**Stated problem:**
How many lines in the entries below contain "text"? Answer with the number only.

·····

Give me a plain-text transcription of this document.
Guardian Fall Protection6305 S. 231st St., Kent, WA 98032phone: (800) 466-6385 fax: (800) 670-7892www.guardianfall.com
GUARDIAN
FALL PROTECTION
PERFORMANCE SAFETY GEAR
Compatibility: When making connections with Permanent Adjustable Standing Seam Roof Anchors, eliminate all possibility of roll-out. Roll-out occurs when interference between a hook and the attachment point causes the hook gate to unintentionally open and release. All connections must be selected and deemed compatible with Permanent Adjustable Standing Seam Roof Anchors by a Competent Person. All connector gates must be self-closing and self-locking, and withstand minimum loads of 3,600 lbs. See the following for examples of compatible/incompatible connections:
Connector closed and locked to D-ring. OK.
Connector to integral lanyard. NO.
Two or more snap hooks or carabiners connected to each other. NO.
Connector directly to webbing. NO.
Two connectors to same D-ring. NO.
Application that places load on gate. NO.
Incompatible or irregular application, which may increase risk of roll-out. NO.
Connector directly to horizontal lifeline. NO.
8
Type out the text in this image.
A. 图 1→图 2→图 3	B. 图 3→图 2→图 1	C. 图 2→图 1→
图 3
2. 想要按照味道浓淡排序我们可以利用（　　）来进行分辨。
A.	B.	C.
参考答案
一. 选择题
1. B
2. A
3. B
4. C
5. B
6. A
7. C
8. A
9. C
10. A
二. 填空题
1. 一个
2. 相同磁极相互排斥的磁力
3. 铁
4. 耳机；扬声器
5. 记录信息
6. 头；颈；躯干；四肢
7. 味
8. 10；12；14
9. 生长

·····

**Expected output:**
2